--- YOUR OBJECTIVE ---
Do any lines in the data below contain "text"? If so, copy every one of them.

===== INFORMATION SHOWN

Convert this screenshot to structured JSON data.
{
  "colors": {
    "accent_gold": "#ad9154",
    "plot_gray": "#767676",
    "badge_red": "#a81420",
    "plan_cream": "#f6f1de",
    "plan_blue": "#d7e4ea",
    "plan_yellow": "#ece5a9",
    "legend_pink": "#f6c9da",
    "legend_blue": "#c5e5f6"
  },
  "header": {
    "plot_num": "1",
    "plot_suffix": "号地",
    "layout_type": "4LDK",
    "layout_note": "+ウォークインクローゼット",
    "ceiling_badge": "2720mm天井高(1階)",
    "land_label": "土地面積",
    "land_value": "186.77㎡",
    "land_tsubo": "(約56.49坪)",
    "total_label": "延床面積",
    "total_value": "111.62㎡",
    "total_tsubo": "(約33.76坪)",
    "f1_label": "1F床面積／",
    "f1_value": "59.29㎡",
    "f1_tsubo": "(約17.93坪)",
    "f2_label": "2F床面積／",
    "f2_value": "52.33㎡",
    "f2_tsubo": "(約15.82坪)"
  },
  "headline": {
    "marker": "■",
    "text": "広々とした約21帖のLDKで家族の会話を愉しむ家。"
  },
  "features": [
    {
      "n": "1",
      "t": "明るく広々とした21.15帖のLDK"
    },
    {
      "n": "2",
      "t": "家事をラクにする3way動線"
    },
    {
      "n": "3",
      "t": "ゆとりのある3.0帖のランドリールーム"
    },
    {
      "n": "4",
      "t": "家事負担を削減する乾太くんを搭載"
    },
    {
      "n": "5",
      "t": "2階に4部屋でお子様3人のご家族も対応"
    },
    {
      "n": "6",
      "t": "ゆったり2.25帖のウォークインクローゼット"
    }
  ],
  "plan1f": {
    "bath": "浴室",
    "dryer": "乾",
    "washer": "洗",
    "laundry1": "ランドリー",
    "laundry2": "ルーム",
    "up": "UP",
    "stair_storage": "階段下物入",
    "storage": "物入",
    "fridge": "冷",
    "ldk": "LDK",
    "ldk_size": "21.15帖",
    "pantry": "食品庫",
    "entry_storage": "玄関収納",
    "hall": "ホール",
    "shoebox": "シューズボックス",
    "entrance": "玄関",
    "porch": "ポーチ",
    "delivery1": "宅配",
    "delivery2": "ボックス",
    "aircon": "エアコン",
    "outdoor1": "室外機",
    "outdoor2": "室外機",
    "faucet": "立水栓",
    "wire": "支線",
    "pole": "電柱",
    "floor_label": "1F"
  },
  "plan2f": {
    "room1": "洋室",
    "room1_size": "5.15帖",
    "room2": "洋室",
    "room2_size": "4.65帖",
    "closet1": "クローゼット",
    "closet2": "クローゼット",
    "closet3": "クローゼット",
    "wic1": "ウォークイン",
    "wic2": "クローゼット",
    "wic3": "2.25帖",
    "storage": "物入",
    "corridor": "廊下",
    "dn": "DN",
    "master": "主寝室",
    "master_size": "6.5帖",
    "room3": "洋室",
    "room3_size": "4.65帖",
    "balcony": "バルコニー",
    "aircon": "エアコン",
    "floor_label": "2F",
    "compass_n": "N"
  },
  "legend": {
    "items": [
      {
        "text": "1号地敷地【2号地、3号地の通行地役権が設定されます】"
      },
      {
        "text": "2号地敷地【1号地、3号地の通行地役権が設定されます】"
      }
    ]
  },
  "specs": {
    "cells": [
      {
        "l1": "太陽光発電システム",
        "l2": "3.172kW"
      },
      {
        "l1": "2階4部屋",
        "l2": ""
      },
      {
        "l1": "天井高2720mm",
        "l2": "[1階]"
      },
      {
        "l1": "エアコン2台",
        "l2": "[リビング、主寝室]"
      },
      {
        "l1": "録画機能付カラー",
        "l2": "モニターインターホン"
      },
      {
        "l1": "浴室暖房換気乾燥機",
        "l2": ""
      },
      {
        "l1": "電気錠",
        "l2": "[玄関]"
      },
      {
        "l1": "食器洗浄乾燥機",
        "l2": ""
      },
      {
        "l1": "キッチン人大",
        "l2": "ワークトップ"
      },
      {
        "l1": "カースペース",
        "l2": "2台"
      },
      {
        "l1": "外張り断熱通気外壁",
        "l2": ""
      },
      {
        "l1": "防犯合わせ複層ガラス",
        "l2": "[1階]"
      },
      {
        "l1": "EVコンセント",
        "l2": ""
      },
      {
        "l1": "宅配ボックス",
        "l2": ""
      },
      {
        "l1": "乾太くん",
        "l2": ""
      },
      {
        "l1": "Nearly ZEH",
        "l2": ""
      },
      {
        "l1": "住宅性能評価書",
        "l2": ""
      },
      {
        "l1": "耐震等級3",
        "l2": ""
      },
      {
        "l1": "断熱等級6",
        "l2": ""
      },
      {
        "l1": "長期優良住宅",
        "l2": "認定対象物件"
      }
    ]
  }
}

==========

--- SOLVED PROBLEM ---
    "text": "広々とした約21帖のLDKで家族の会話を愉しむ家。"
        "text": "1号地敷地【2号地、3号地の通行地役権が設定されます】"
        "text": "2号地敷地【1号地、3号地の通行地役権が設定されます】"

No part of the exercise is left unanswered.